▶ Work to be completed
Return each line of the records holding the string "this".

▶ Records to process
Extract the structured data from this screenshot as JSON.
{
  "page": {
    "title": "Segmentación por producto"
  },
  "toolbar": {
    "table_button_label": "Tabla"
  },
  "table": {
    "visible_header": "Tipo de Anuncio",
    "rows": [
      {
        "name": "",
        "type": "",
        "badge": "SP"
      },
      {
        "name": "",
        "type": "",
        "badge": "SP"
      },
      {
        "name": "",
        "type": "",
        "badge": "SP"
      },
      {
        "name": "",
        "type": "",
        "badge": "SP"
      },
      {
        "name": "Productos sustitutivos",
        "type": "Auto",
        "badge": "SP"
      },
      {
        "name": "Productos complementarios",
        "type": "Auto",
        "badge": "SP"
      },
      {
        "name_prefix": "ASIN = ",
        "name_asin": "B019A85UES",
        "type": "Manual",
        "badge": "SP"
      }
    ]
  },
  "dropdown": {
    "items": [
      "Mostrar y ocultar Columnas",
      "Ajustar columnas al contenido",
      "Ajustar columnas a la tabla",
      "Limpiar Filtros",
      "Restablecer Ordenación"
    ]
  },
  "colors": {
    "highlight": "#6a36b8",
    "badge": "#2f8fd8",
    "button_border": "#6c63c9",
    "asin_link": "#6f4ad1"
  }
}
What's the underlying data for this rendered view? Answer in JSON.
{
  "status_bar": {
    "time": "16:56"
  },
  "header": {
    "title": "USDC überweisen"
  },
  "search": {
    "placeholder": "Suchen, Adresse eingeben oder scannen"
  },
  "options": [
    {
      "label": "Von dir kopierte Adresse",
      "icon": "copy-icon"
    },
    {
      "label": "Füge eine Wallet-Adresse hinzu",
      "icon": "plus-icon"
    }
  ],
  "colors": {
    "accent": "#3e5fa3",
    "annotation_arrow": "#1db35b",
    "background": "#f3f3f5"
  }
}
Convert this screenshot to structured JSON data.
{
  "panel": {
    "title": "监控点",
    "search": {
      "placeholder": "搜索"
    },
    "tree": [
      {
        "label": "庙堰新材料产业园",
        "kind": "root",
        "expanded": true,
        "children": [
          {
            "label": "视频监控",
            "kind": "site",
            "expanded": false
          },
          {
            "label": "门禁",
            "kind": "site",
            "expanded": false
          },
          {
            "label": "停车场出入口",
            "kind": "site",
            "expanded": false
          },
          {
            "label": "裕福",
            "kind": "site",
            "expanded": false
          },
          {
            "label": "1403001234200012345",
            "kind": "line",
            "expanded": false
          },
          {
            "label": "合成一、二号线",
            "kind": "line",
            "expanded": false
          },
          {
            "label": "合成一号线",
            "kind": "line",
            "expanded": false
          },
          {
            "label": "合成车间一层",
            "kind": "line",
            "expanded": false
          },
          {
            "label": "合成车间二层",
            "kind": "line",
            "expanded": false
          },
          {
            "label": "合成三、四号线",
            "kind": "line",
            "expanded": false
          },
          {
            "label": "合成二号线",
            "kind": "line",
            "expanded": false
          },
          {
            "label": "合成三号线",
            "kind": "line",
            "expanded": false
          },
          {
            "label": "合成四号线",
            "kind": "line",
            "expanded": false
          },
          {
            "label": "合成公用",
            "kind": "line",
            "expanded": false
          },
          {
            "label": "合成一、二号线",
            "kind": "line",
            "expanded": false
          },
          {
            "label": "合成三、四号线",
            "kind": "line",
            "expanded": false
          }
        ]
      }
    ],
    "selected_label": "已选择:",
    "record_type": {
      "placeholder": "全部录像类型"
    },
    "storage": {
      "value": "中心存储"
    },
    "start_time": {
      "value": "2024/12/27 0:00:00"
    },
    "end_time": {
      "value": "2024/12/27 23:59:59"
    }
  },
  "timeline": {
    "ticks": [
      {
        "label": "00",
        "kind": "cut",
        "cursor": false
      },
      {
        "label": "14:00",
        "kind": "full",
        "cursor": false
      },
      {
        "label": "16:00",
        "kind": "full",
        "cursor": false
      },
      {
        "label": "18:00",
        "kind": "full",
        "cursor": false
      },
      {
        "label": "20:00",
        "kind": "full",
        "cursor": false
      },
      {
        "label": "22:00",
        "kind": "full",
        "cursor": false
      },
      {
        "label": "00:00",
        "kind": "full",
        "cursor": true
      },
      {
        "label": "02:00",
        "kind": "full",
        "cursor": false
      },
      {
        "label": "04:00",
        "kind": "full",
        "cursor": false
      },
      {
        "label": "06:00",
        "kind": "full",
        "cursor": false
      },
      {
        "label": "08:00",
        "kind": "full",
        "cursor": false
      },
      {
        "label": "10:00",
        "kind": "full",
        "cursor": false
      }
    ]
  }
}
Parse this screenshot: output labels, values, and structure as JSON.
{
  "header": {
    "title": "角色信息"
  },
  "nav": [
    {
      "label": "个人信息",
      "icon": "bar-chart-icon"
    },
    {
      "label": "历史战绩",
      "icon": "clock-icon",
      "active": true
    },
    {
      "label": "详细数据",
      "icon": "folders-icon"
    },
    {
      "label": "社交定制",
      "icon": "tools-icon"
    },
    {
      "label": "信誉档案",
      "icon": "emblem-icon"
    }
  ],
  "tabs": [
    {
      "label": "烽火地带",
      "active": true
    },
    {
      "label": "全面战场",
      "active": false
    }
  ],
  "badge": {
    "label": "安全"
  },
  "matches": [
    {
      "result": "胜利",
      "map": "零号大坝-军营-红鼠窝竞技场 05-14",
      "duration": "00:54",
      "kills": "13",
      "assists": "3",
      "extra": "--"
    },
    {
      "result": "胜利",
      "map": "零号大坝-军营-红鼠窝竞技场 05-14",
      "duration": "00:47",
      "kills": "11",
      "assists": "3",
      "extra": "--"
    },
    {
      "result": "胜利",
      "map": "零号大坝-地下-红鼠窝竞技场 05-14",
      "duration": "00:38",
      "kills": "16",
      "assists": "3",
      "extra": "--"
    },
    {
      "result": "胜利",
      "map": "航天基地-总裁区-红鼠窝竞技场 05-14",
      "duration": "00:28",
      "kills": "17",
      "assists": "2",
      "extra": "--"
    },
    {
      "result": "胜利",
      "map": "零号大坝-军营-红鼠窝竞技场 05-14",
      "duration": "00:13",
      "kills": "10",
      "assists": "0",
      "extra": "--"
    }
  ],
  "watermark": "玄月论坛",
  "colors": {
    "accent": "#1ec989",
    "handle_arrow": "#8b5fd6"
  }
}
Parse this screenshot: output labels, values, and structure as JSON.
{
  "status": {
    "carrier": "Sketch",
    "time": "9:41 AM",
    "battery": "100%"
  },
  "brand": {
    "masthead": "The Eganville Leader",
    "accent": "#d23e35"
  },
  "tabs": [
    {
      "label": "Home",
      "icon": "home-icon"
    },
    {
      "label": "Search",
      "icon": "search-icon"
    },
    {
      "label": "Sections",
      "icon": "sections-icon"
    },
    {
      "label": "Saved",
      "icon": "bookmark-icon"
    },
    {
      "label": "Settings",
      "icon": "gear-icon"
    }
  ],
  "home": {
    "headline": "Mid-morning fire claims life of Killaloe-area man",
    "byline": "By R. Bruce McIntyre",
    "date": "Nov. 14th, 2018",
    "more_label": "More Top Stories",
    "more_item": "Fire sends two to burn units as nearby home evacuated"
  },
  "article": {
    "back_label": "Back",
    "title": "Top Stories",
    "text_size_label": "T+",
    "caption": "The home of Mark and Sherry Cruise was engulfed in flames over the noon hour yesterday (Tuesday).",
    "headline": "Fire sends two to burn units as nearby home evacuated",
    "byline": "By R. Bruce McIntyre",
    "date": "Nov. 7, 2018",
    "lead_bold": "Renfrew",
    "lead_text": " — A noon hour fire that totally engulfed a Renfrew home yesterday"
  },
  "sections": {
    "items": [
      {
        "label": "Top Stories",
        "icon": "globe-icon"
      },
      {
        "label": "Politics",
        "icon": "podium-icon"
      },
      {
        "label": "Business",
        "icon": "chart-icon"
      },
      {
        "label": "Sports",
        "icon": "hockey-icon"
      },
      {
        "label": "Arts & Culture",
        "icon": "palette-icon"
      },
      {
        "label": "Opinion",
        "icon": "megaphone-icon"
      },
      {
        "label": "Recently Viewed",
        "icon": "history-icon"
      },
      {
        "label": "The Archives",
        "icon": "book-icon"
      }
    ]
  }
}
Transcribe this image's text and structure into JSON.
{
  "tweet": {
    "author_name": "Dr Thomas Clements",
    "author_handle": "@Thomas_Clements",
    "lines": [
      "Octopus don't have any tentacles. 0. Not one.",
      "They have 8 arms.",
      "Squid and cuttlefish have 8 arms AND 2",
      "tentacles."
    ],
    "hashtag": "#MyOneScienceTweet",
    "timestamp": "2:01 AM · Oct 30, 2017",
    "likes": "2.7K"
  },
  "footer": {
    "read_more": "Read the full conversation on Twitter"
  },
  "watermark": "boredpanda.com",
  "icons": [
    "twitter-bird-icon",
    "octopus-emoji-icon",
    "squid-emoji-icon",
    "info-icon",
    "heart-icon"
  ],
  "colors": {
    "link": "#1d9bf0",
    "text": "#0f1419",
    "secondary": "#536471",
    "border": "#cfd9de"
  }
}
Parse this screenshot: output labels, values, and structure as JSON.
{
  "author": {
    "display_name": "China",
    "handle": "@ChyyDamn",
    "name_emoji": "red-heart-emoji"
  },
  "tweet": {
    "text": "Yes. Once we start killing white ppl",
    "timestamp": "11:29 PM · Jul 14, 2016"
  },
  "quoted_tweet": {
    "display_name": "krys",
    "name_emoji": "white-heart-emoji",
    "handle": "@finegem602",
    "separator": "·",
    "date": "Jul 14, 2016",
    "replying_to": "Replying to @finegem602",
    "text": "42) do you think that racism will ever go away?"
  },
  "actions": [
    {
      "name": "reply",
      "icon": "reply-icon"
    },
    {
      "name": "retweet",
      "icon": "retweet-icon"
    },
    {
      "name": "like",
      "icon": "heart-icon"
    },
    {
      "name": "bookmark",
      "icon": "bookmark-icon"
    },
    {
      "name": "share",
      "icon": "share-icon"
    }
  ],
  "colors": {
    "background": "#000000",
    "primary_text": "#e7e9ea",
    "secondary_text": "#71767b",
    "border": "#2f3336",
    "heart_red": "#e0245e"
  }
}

▶ Result of the task
Extract the structured data from this screenshot as JSON.
What's the underlying data for this rendered view? Answer in JSON.
Convert this screenshot to structured JSON data.
Parse this screenshot: output labels, values, and structure as JSON.
Parse this screenshot: output labels, values, and structure as JSON.
Transcribe this image's text and structure into JSON.
Parse this screenshot: output labels, values, and structure as JSON.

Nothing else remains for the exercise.